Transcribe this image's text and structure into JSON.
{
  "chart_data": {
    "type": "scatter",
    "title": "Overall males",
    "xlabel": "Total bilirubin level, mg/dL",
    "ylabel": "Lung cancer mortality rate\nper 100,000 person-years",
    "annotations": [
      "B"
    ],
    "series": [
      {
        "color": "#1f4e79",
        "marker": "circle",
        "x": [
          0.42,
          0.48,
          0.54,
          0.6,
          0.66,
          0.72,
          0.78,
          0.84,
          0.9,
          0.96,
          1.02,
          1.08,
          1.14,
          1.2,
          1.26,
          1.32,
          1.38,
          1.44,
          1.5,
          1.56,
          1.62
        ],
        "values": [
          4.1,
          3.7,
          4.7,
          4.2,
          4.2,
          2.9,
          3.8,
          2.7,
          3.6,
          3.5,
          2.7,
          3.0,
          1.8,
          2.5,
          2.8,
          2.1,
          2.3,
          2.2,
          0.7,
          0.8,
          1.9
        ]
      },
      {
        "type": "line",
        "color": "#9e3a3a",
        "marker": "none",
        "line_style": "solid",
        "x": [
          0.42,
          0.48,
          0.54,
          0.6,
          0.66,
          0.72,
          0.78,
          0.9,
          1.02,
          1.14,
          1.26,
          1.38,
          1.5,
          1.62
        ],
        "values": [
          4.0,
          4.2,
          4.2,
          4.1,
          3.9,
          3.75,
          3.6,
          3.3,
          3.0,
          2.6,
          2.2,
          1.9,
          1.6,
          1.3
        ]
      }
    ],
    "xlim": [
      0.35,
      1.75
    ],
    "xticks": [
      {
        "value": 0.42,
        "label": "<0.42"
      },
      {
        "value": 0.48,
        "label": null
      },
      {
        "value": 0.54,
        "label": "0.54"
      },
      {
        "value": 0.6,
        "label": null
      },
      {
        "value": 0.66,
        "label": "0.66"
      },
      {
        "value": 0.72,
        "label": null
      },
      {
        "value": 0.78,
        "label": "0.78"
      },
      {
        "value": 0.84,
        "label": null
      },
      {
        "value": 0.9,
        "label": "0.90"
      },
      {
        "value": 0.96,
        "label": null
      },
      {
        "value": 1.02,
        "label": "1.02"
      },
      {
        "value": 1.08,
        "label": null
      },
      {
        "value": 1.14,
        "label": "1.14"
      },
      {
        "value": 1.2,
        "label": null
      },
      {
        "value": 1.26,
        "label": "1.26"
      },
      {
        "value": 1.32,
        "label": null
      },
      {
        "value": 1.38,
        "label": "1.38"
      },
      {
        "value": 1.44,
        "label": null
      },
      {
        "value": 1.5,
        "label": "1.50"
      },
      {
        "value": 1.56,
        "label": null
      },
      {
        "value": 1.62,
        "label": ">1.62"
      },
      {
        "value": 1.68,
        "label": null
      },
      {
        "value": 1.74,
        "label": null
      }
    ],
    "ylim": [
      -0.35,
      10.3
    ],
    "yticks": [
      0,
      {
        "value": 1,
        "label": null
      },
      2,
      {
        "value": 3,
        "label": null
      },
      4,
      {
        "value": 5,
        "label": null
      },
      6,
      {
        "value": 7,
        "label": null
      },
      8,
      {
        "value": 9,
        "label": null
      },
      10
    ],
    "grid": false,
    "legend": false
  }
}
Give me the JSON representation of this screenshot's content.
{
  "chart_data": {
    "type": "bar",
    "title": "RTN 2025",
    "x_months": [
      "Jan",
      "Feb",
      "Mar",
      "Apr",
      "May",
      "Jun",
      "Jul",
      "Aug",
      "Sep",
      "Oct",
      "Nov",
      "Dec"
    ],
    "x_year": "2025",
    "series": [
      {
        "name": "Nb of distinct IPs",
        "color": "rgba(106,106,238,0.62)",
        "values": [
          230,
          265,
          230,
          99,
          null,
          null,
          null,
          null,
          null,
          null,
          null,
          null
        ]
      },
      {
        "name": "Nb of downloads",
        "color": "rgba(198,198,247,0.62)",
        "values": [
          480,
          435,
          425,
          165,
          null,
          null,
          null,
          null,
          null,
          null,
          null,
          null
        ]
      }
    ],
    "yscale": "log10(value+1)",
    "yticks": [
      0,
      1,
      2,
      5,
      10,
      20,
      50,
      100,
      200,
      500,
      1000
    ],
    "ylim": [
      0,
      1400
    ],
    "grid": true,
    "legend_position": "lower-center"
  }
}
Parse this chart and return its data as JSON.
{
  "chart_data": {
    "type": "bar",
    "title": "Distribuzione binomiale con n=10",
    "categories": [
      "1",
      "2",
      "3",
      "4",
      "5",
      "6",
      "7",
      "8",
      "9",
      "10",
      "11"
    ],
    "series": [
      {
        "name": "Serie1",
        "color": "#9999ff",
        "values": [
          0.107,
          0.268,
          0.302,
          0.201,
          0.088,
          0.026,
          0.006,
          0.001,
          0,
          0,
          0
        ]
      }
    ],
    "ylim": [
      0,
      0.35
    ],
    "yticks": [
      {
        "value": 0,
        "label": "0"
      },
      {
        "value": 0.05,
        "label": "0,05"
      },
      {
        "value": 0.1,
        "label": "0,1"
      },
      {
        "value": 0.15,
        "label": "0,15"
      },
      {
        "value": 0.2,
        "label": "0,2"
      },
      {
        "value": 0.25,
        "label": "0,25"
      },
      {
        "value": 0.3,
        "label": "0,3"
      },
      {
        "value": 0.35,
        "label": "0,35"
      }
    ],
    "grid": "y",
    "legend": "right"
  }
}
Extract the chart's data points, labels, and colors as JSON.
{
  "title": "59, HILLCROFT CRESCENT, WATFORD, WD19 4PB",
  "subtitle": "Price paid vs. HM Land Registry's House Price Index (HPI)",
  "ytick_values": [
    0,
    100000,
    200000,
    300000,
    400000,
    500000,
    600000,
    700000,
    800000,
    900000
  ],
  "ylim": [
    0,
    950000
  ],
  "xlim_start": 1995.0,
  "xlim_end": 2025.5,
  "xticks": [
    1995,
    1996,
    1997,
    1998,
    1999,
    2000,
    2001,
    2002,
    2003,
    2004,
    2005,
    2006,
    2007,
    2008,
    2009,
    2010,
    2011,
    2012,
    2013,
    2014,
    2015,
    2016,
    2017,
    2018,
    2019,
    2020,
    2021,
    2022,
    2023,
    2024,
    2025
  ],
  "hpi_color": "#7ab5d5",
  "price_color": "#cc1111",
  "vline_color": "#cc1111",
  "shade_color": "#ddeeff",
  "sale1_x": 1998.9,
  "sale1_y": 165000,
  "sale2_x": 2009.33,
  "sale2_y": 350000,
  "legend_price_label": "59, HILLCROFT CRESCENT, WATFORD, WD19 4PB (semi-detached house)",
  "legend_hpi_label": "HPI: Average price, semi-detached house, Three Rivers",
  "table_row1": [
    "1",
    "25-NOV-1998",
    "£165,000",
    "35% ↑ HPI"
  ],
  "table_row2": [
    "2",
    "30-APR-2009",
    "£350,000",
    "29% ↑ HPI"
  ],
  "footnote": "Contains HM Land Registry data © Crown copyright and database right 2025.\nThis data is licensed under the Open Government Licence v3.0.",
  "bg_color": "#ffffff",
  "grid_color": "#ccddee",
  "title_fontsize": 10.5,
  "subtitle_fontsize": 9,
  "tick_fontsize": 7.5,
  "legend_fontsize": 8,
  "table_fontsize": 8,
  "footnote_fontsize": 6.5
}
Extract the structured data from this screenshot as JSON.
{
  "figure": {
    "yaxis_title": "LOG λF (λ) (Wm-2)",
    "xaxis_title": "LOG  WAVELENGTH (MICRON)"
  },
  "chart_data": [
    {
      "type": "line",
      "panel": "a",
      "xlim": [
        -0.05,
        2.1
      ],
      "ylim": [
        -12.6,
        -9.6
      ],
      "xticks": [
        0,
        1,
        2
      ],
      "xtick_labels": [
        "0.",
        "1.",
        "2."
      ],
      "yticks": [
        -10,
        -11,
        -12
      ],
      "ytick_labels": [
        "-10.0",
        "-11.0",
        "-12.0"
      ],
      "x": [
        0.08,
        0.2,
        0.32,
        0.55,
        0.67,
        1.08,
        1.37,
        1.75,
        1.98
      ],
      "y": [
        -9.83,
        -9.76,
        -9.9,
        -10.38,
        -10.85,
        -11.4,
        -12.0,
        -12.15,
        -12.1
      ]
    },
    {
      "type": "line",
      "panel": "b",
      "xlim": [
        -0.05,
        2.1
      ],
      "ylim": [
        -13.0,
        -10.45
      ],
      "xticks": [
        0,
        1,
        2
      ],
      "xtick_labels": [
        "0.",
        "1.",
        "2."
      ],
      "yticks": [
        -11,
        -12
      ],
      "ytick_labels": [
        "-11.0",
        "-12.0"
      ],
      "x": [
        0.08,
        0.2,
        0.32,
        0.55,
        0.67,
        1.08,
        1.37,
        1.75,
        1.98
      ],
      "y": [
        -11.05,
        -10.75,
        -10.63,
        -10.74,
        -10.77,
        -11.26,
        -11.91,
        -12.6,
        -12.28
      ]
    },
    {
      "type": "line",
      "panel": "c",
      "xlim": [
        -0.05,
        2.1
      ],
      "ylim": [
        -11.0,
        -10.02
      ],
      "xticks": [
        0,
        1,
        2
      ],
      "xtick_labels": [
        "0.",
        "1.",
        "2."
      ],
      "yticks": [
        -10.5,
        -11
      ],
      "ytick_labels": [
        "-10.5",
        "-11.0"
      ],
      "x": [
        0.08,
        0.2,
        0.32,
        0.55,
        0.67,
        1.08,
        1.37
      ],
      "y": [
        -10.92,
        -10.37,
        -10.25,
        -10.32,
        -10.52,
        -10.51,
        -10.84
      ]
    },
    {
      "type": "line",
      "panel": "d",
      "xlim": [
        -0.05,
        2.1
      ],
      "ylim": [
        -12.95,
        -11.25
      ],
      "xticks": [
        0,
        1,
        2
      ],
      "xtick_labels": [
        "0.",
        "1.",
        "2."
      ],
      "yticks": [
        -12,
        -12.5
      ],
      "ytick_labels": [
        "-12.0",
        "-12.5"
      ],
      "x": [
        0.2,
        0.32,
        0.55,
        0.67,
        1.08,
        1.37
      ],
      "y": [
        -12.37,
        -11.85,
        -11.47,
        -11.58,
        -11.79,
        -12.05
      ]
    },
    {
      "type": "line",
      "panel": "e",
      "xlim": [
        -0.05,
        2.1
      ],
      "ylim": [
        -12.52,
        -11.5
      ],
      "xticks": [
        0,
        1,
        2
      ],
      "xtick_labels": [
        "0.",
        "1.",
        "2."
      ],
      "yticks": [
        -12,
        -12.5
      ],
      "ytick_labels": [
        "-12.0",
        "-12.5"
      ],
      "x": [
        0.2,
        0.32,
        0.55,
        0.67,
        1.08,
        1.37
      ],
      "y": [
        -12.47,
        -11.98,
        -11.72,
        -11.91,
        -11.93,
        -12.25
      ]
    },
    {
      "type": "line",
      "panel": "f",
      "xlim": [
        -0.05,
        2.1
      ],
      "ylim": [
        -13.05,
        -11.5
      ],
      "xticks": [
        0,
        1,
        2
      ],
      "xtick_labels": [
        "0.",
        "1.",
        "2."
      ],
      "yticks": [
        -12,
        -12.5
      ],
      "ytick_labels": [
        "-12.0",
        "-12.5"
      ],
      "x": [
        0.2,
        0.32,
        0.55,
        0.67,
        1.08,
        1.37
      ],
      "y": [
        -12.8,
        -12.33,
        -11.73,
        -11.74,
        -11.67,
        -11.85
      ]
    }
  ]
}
- - - - - - -
Work to do - Note every line above where the string "semi" shows up, and copy those lines.

Task output -
  "legend_price_label": "59, HILLCROFT CRESCENT, WATFORD, WD19 4PB (semi-detached house)",
  "legend_hpi_label": "HPI: Average price, semi-detached house, Three Rivers",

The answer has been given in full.